▸ ZU ERLEDIGEN:
(1) Prüfen Sie, ob die Aussagen (a) bis (c) mit dem Reisebericht über die Radtour auf Galapagos übereinstimmen: (a) Die Mauer entstand in den 50er Jahren. (b) Bis zur Mauer radelt man zwanzig Kilometer. (c) Die Schildkröte lässt sich von den Kameras vertreiben. Antworten Sie jeweils mit Ja oder Nein und zitieren Sie die entscheidende Textstelle wörtlich.
(2) Beantworten Sie anhand des Reiseberichts über die Radtour auf Galapagos kurz die folgenden Fragen, jeweils mit dem passenden Buchstaben:
(a) Was mieten sich die Reisenden?
(b) Was frisst die Schildkröte, die den Weg versperrt?
(c) Welche Feinde hat die Schildkröte laut Text auf der Insel?
(3) Führen Sie den Reisebericht über die Radtour auf Galapagos im Anschluss an seinen letzten Satz weiter.

▸ AUSGEWÄHLTER TEXTAUSZUG:
● ● ● ●

Heute ausnahmsweise mal eine Land-Aktivität. Wir mieten uns Fahrräder und radeln zur „Wall of Tears“. Die Natursteinmauer steht mitten im Nirgendwo und wurden in den 50er Jahren von Strafarbeitern und politischen Gefangenen errichtet. Berichten zufolge sollen dabei tausende ums Leben gekommen sein. Ein dunkles Kapitel der Geschichte von Galapagos. Bis wir die Wand zu sehen bekommen, treten wir aber erst mal für sieben Kilometer in die Pedale. Eigentlich nicht viel, wäre da nicht diese Hitze. Glücklicherweise kommt die Ausrede für eine Pause ganz von selbst. Eine Galapagos Schildkröte versperrt uns den Weg und verschlingt genüsslich die heruntergefallenen Früchte eines Baumes. Schnell packen wir unsere Kameras aus und schiessen ein paar Fotos. Die gigantische Schildkröte scheint das nicht zu stören, sie mampft gemütlich weiter. Kein Wunder, hat sie doch keine natürlichen Feinde auf der Insel.

● ● ● ●

▸ BEREITGESTELLTE ANGABEN:
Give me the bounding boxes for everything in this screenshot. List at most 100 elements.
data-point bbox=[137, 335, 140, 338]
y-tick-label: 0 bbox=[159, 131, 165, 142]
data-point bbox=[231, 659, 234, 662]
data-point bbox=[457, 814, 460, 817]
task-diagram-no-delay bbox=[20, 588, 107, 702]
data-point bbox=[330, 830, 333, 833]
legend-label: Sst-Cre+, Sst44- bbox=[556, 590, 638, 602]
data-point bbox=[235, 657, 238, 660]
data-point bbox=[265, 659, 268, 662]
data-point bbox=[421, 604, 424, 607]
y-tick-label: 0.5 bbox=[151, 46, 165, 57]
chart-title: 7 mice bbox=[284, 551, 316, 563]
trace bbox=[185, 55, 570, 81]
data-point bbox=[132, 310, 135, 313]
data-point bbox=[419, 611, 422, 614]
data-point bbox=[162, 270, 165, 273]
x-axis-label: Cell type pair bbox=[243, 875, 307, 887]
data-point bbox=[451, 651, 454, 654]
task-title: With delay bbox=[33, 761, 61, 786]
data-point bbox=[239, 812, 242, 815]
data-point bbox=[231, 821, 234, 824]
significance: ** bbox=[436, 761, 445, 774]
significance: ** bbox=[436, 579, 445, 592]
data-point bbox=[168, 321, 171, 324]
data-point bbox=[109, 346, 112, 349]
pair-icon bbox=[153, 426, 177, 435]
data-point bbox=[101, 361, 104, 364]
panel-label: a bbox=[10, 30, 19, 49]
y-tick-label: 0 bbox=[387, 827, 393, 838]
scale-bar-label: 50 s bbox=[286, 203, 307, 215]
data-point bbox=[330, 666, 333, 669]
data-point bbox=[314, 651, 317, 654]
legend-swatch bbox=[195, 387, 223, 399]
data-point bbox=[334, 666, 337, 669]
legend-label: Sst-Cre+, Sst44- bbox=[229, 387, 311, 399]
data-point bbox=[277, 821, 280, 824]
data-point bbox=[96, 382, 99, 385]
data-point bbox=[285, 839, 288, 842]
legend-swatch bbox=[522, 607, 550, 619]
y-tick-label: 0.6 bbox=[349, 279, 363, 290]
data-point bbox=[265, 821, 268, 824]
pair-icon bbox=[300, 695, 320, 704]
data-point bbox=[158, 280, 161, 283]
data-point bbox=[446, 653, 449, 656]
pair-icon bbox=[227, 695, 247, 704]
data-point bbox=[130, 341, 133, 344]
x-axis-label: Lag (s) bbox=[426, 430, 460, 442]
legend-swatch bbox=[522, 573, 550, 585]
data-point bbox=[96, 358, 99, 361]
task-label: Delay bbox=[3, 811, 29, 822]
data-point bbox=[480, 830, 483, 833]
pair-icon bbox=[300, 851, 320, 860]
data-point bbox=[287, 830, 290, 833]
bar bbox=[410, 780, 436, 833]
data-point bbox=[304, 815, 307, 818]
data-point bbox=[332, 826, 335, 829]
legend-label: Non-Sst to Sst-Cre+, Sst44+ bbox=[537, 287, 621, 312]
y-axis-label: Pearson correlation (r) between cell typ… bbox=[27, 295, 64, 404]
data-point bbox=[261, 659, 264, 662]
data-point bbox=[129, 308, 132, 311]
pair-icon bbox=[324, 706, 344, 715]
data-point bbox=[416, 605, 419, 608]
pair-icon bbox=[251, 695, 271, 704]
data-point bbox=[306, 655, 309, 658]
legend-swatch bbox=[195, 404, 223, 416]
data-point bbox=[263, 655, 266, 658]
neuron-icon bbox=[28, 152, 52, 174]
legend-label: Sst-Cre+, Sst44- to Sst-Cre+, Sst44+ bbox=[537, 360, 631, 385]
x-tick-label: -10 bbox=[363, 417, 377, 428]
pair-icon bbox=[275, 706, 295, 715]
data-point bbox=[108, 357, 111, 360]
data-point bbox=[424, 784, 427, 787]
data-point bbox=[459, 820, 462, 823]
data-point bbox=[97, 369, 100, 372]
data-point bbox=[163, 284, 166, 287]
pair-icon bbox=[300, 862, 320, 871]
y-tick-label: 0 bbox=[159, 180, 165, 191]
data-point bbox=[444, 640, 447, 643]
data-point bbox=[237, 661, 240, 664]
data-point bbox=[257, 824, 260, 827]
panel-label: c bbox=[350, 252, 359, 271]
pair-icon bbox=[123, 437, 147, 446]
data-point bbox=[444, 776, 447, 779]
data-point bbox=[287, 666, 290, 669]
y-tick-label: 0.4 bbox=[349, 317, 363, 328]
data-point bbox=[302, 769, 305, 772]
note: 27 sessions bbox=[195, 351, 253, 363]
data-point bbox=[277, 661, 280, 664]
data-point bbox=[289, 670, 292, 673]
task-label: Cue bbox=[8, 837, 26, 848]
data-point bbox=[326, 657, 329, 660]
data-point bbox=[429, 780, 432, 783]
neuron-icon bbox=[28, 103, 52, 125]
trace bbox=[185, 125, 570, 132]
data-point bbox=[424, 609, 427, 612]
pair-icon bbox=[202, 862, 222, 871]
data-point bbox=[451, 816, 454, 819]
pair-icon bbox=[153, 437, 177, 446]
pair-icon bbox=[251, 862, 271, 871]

● ● ● ●

▸ DIE LÖSUNGEN:
(1)
(a) Ja: „in den 50er Jahren von Strafarbeitern und politischen Gefangenen errichtet“
(b) Nein: „treten wir aber erst mal für sieben Kilometer in die Pedale“
(c) Nein: „Die gigantische Schildkröte scheint das nicht zu stören, sie mampft gemütlich weiter.“

(2)
(a) Fahrräder
(b) Die heruntergefallenen Früchte eines Baumes
(c) Keine natürlichen Feinde

(3)
Bei der Mauer angekommen, ist es Mittag. Die Sonne ist bestialisch heiss und wir können uns nur vorstellen, wie die armen Teufel gelitten haben müssen, die dieses nutzlose Bauwerk errichtet haben. Im Schatten eines Pavillons ruhen wir uns kurz aus, bevor wir den Rückweg antreten. Zum Glück geht es mehrheitlich bergab und unterwegs stoppen wir an einer kleinen, von Mangroven überwucherten Bucht, um uns im Wasser ein wenig abzukühlen. Ein Seehund scheint es uns gleichzutun und beobachtet uns interessiert, aber immer mit gebührendem Abstand im seichten Wasser. Da wir die Fahrräder für den ganzen Tag zur Verfügung haben, entscheiden wir uns noch ein bisschen Strecke zu machen und fahren weiter zu Concha de Perla, einer Bucht am anderen Ende des Dorfes, um schnorcheln zu gehen. Auch hier führt ein Pfad durch die dichten Mangroven, bevor wir auf einer kleinen Plattform vor der offenen Bucht stehen, wo es sich Seehunde und Iguanas gemütlich gemacht haben. Das Wasser ist kristallklar und zum ersten Mal sehen wir, die Artenvielfalt der Unterwasserwelt von Galapagos. Um uns herum schwimmen hunderte bunte Fische, als wären wir in einem Aquarium.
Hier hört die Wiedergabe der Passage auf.